• TASK OBJECTIVE: Check each line of the material below for "this". Report how many have it, with no other words.

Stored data
▬▬▬

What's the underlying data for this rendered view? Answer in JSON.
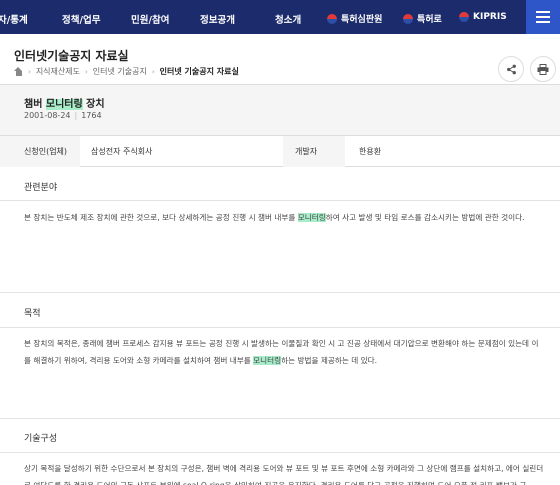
{
  "nav": {
    "items": [
      "자/통계",
      "정책/업무",
      "민원/참여",
      "정보공개",
      "청소개"
    ],
    "ext": [
      "특허심판원",
      "특허로",
      "KIPRIS"
    ]
  },
  "page": {
    "title": "인터넷기술공지 자료실",
    "breadcrumb": [
      "지식재산제도",
      "인터넷 기술공지",
      "인터넷 기술공지 자료실"
    ]
  },
  "doc": {
    "title_pre": "챔버 ",
    "title_hl": "모니터링",
    "title_post": " 장치",
    "date": "2001-08-24",
    "number": "1764"
  },
  "info": {
    "applicant_label": "신청인(업체)",
    "applicant": "삼성전자 주식회사",
    "developer_label": "개발자",
    "developer": "한용환"
  },
  "sections": {
    "field_title": "관련분야",
    "field_pre": "본 장치는 반도체 제조 장치에 관한 것으로, 보다 상세하게는 공정 진행 시 챔버 내부를 ",
    "field_hl": "모니터링",
    "field_post": "하여 사고 발생 및 타임 로스를 감소시키는 방법에 관한 것이다.",
    "purpose_title": "목적",
    "purpose_pre": "본 장치의 목적은, 종래에 챔버 프로세스 감지용 뷰 포트는 공정 진행 시 발생하는 이물질과 확인 시 고 진공 상태에서 대기압으로 변환해야 하는 문제점이 있는데 이를 해결하기 위하여, 격리용 도어와 소형 카메라를 설치하여 챔버 내부를 ",
    "purpose_hl": "모니터링",
    "purpose_post": "하는 방법을 제공하는 데 있다.",
    "config_title": "기술구성",
    "config_text": "상기 목적을 달성하기 위한 수단으로서 본 장치의 구성은, 챔버 벽에 격리용 도어와 뷰 포트 및 뷰 포트 후면에 소형 카메라와 그 상단에 램프를 설치하고, 에어 실린더로 여닫도록 한 격리용 도어의 구동 샤프트 부위에 seal O-ring을 삽입하여 진공을 유지한다. 격리용 도어를 닫고 공정을 진행하며 도어 오픈 전 리프 밸브가 구"
  }
}
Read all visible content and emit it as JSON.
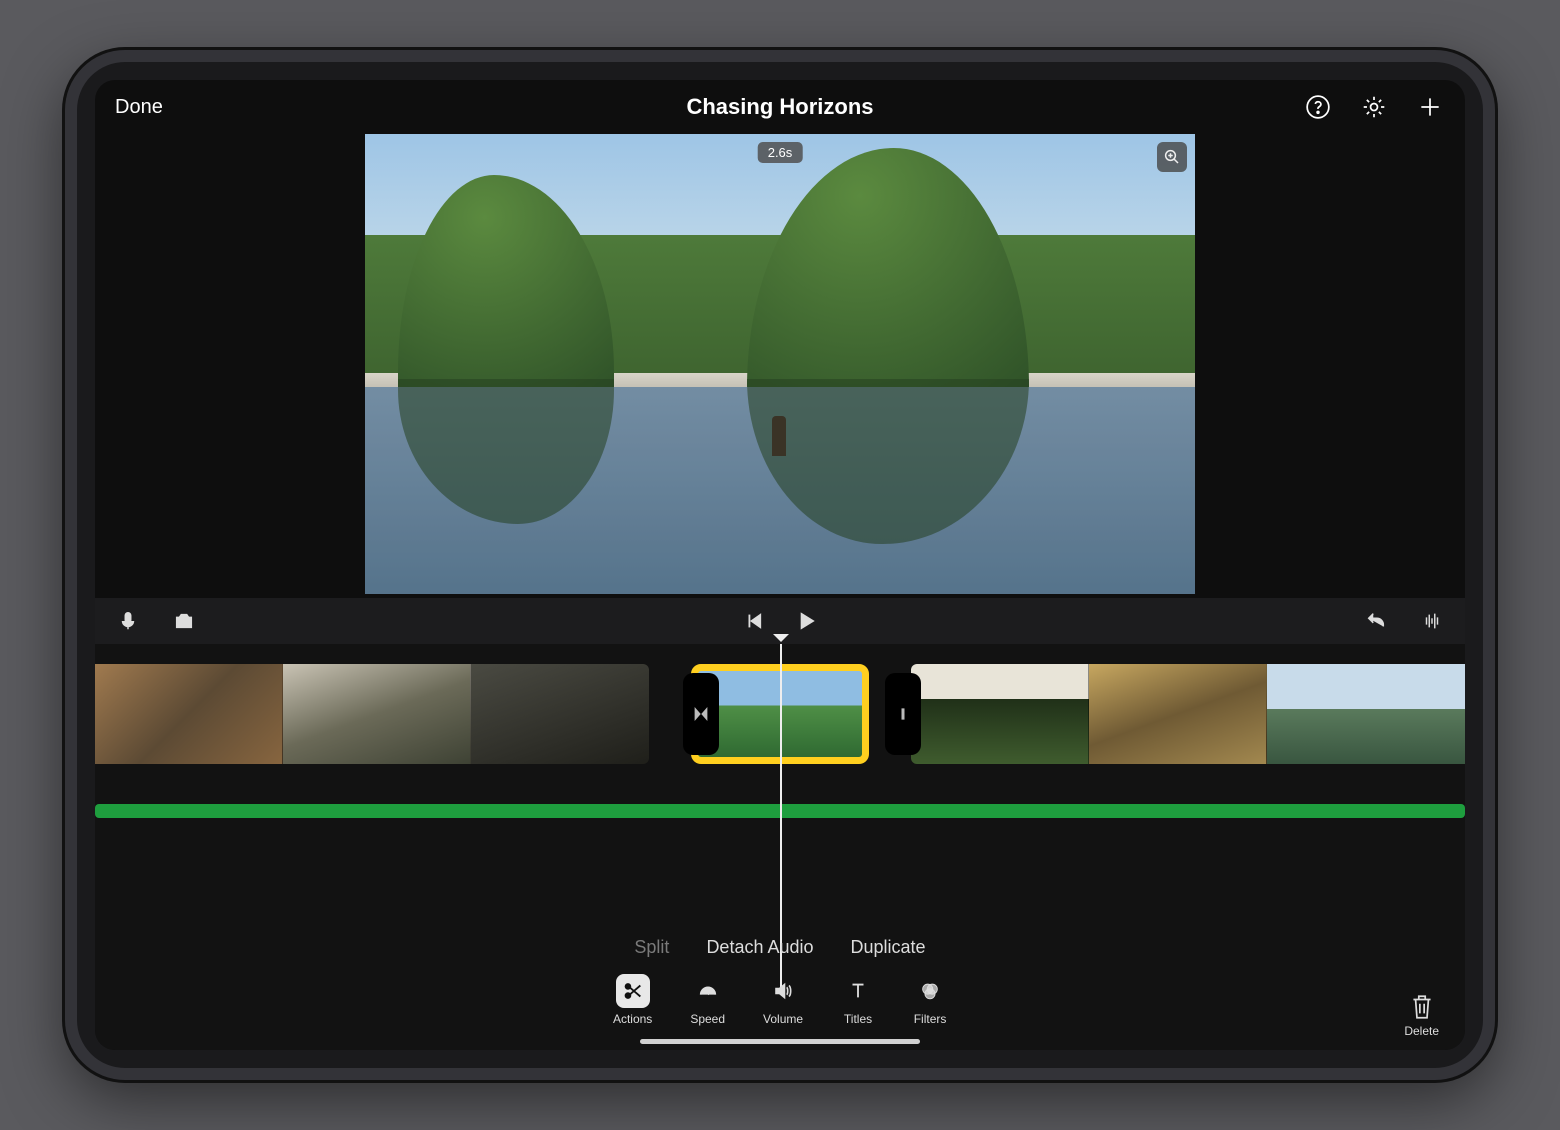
{
  "header": {
    "done_label": "Done",
    "title": "Chasing Horizons"
  },
  "viewer": {
    "duration_badge": "2.6s"
  },
  "action_menu": {
    "split": "Split",
    "detach_audio": "Detach Audio",
    "duplicate": "Duplicate"
  },
  "tools": {
    "actions": "Actions",
    "speed": "Speed",
    "volume": "Volume",
    "titles": "Titles",
    "filters": "Filters",
    "delete": "Delete"
  },
  "colors": {
    "selection": "#ffcf1f",
    "audio_track": "#1e9e3e"
  }
}
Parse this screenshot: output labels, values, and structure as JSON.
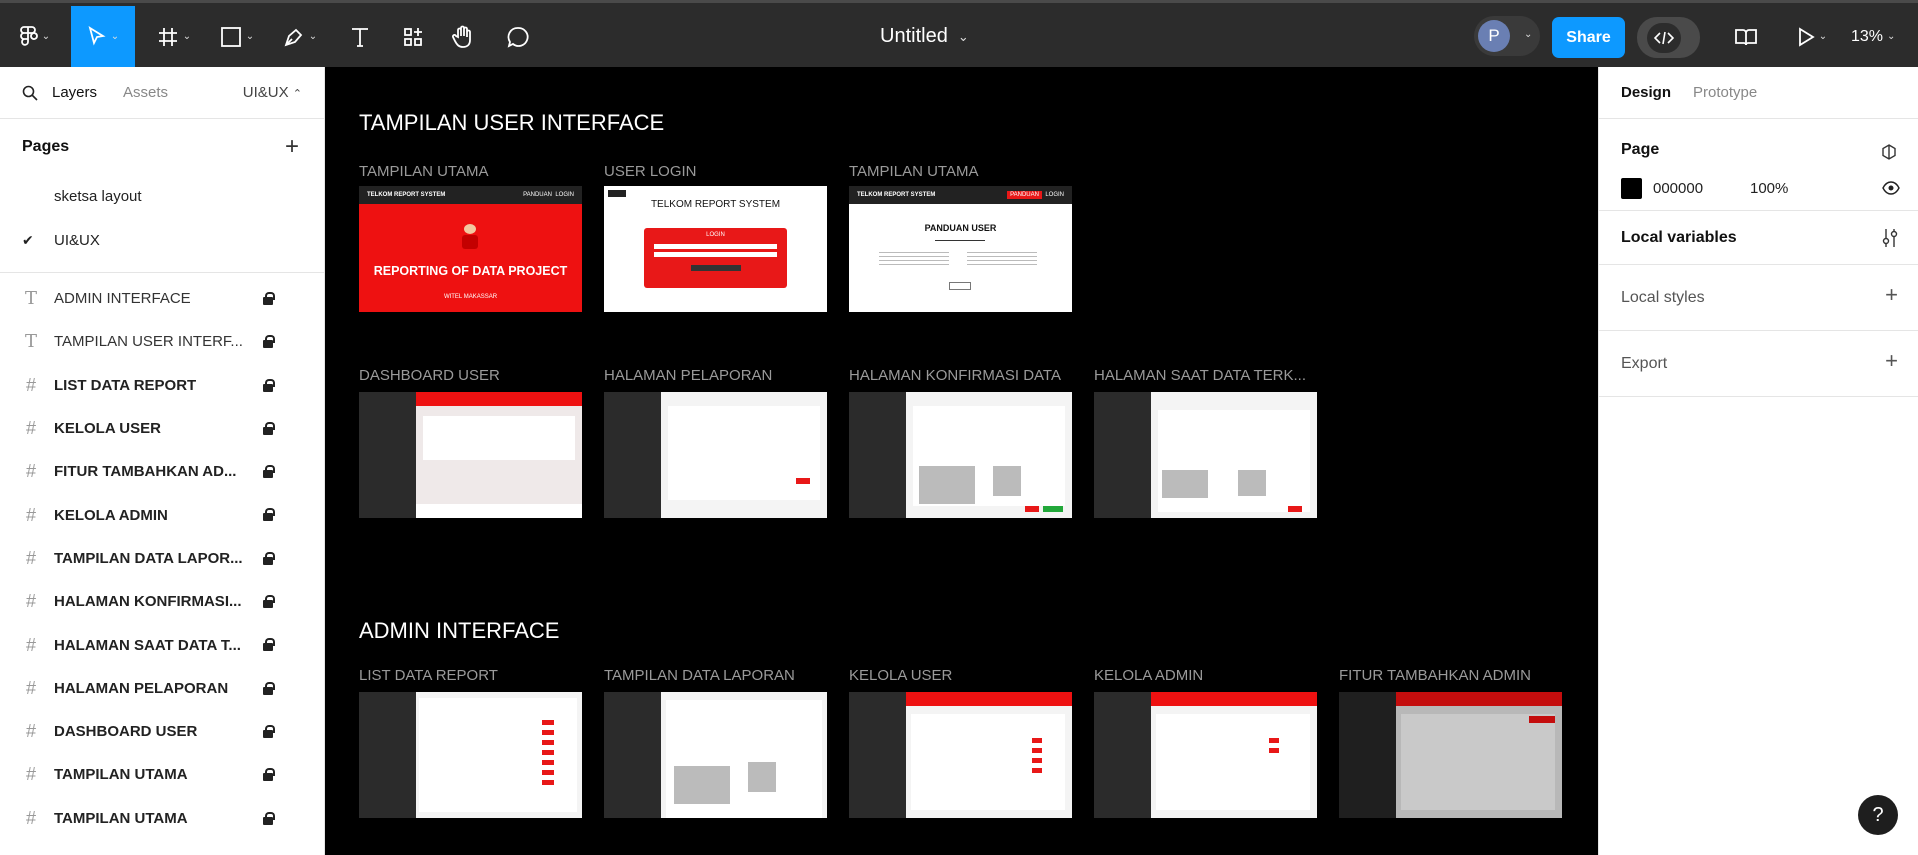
{
  "toolbar": {
    "document_title": "Untitled",
    "share_label": "Share",
    "avatar_initial": "P",
    "zoom": "13%"
  },
  "left_panel": {
    "tabs": {
      "layers": "Layers",
      "assets": "Assets"
    },
    "current_page": "UI&UX",
    "pages_header": "Pages",
    "pages": [
      {
        "name": "sketsa layout",
        "selected": false
      },
      {
        "name": "UI&UX",
        "selected": true
      }
    ],
    "layers": [
      {
        "name": "ADMIN INTERFACE",
        "kind": "text"
      },
      {
        "name": "TAMPILAN USER INTERF...",
        "kind": "text"
      },
      {
        "name": "LIST DATA REPORT",
        "kind": "frame"
      },
      {
        "name": "KELOLA USER",
        "kind": "frame"
      },
      {
        "name": "FITUR TAMBAHKAN AD...",
        "kind": "frame"
      },
      {
        "name": "KELOLA ADMIN",
        "kind": "frame"
      },
      {
        "name": "TAMPILAN DATA LAPOR...",
        "kind": "frame"
      },
      {
        "name": "HALAMAN KONFIRMASI...",
        "kind": "frame"
      },
      {
        "name": "HALAMAN SAAT DATA T...",
        "kind": "frame"
      },
      {
        "name": "HALAMAN PELAPORAN",
        "kind": "frame"
      },
      {
        "name": "DASHBOARD USER",
        "kind": "frame"
      },
      {
        "name": "TAMPILAN UTAMA",
        "kind": "frame"
      },
      {
        "name": "TAMPILAN UTAMA",
        "kind": "frame"
      }
    ]
  },
  "canvas": {
    "sections": {
      "user": "TAMPILAN USER INTERFACE",
      "admin": "ADMIN INTERFACE"
    },
    "frames": {
      "f1": "TAMPILAN UTAMA",
      "f2": "USER LOGIN",
      "f3": "TAMPILAN UTAMA",
      "f4": "DASHBOARD USER",
      "f5": "HALAMAN PELAPORAN",
      "f6": "HALAMAN KONFIRMASI DATA",
      "f7": "HALAMAN SAAT DATA TERK...",
      "f8": "LIST DATA REPORT",
      "f9": "TAMPILAN DATA LAPORAN",
      "f10": "KELOLA USER",
      "f11": "KELOLA ADMIN",
      "f12": "FITUR TAMBAHKAN ADMIN"
    },
    "thumb_text": {
      "brand": "TELKOM REPORT SYSTEM",
      "nav_guide": "PANDUAN",
      "nav_login": "LOGIN",
      "hero_title": "REPORTING OF DATA PROJECT",
      "hero_sub": "WITEL MAKASSAR",
      "login_title": "TELKOM REPORT SYSTEM",
      "login_box": "LOGIN",
      "guide_title": "PANDUAN USER"
    }
  },
  "right_panel": {
    "tabs": {
      "design": "Design",
      "prototype": "Prototype"
    },
    "page_label": "Page",
    "page_color": "000000",
    "page_opacity": "100%",
    "local_variables": "Local variables",
    "local_styles": "Local styles",
    "export": "Export"
  },
  "colors": {
    "accent": "#0d99ff",
    "toolbar_bg": "#2c2c2c",
    "telkom_red": "#ee1111"
  }
}
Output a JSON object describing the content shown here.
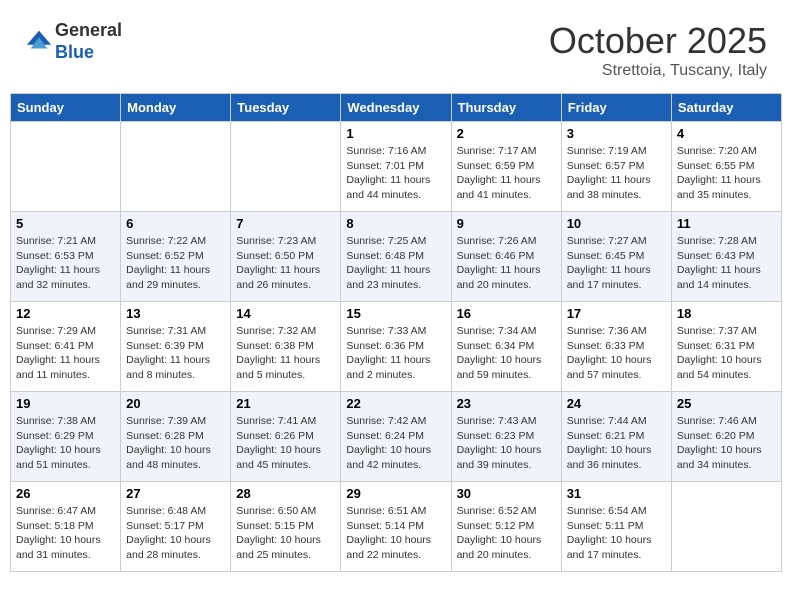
{
  "header": {
    "logo_line1": "General",
    "logo_line2": "Blue",
    "month_title": "October 2025",
    "location": "Strettoia, Tuscany, Italy"
  },
  "days_of_week": [
    "Sunday",
    "Monday",
    "Tuesday",
    "Wednesday",
    "Thursday",
    "Friday",
    "Saturday"
  ],
  "weeks": [
    [
      {
        "day": "",
        "info": ""
      },
      {
        "day": "",
        "info": ""
      },
      {
        "day": "",
        "info": ""
      },
      {
        "day": "1",
        "info": "Sunrise: 7:16 AM\nSunset: 7:01 PM\nDaylight: 11 hours and 44 minutes."
      },
      {
        "day": "2",
        "info": "Sunrise: 7:17 AM\nSunset: 6:59 PM\nDaylight: 11 hours and 41 minutes."
      },
      {
        "day": "3",
        "info": "Sunrise: 7:19 AM\nSunset: 6:57 PM\nDaylight: 11 hours and 38 minutes."
      },
      {
        "day": "4",
        "info": "Sunrise: 7:20 AM\nSunset: 6:55 PM\nDaylight: 11 hours and 35 minutes."
      }
    ],
    [
      {
        "day": "5",
        "info": "Sunrise: 7:21 AM\nSunset: 6:53 PM\nDaylight: 11 hours and 32 minutes."
      },
      {
        "day": "6",
        "info": "Sunrise: 7:22 AM\nSunset: 6:52 PM\nDaylight: 11 hours and 29 minutes."
      },
      {
        "day": "7",
        "info": "Sunrise: 7:23 AM\nSunset: 6:50 PM\nDaylight: 11 hours and 26 minutes."
      },
      {
        "day": "8",
        "info": "Sunrise: 7:25 AM\nSunset: 6:48 PM\nDaylight: 11 hours and 23 minutes."
      },
      {
        "day": "9",
        "info": "Sunrise: 7:26 AM\nSunset: 6:46 PM\nDaylight: 11 hours and 20 minutes."
      },
      {
        "day": "10",
        "info": "Sunrise: 7:27 AM\nSunset: 6:45 PM\nDaylight: 11 hours and 17 minutes."
      },
      {
        "day": "11",
        "info": "Sunrise: 7:28 AM\nSunset: 6:43 PM\nDaylight: 11 hours and 14 minutes."
      }
    ],
    [
      {
        "day": "12",
        "info": "Sunrise: 7:29 AM\nSunset: 6:41 PM\nDaylight: 11 hours and 11 minutes."
      },
      {
        "day": "13",
        "info": "Sunrise: 7:31 AM\nSunset: 6:39 PM\nDaylight: 11 hours and 8 minutes."
      },
      {
        "day": "14",
        "info": "Sunrise: 7:32 AM\nSunset: 6:38 PM\nDaylight: 11 hours and 5 minutes."
      },
      {
        "day": "15",
        "info": "Sunrise: 7:33 AM\nSunset: 6:36 PM\nDaylight: 11 hours and 2 minutes."
      },
      {
        "day": "16",
        "info": "Sunrise: 7:34 AM\nSunset: 6:34 PM\nDaylight: 10 hours and 59 minutes."
      },
      {
        "day": "17",
        "info": "Sunrise: 7:36 AM\nSunset: 6:33 PM\nDaylight: 10 hours and 57 minutes."
      },
      {
        "day": "18",
        "info": "Sunrise: 7:37 AM\nSunset: 6:31 PM\nDaylight: 10 hours and 54 minutes."
      }
    ],
    [
      {
        "day": "19",
        "info": "Sunrise: 7:38 AM\nSunset: 6:29 PM\nDaylight: 10 hours and 51 minutes."
      },
      {
        "day": "20",
        "info": "Sunrise: 7:39 AM\nSunset: 6:28 PM\nDaylight: 10 hours and 48 minutes."
      },
      {
        "day": "21",
        "info": "Sunrise: 7:41 AM\nSunset: 6:26 PM\nDaylight: 10 hours and 45 minutes."
      },
      {
        "day": "22",
        "info": "Sunrise: 7:42 AM\nSunset: 6:24 PM\nDaylight: 10 hours and 42 minutes."
      },
      {
        "day": "23",
        "info": "Sunrise: 7:43 AM\nSunset: 6:23 PM\nDaylight: 10 hours and 39 minutes."
      },
      {
        "day": "24",
        "info": "Sunrise: 7:44 AM\nSunset: 6:21 PM\nDaylight: 10 hours and 36 minutes."
      },
      {
        "day": "25",
        "info": "Sunrise: 7:46 AM\nSunset: 6:20 PM\nDaylight: 10 hours and 34 minutes."
      }
    ],
    [
      {
        "day": "26",
        "info": "Sunrise: 6:47 AM\nSunset: 5:18 PM\nDaylight: 10 hours and 31 minutes."
      },
      {
        "day": "27",
        "info": "Sunrise: 6:48 AM\nSunset: 5:17 PM\nDaylight: 10 hours and 28 minutes."
      },
      {
        "day": "28",
        "info": "Sunrise: 6:50 AM\nSunset: 5:15 PM\nDaylight: 10 hours and 25 minutes."
      },
      {
        "day": "29",
        "info": "Sunrise: 6:51 AM\nSunset: 5:14 PM\nDaylight: 10 hours and 22 minutes."
      },
      {
        "day": "30",
        "info": "Sunrise: 6:52 AM\nSunset: 5:12 PM\nDaylight: 10 hours and 20 minutes."
      },
      {
        "day": "31",
        "info": "Sunrise: 6:54 AM\nSunset: 5:11 PM\nDaylight: 10 hours and 17 minutes."
      },
      {
        "day": "",
        "info": ""
      }
    ]
  ]
}
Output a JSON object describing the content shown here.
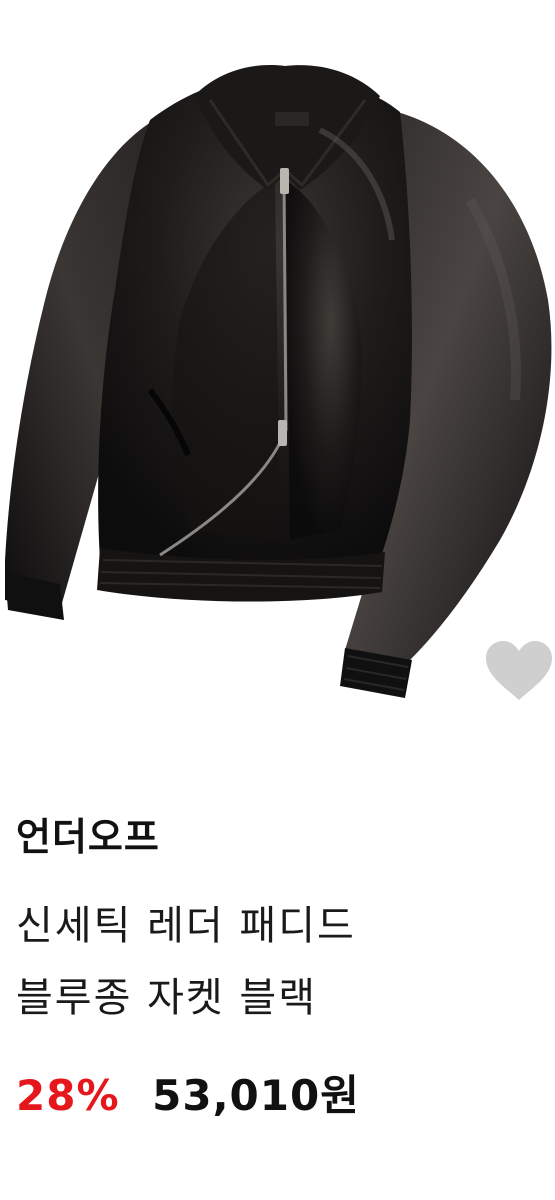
{
  "product": {
    "image_alt": "black leather bomber jacket",
    "brand": "언더오프",
    "name_lines": [
      "신세틱 레더 패디드",
      "블루종 자켓 블랙"
    ],
    "discount": "28%",
    "price": "53,010원"
  },
  "colors": {
    "discount": "#e5161c",
    "text": "#111111",
    "heart": "#cfcfcf"
  },
  "icons": {
    "wishlist": "heart-icon"
  }
}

▬▬▬

• EXERCISE OUTPUT: 2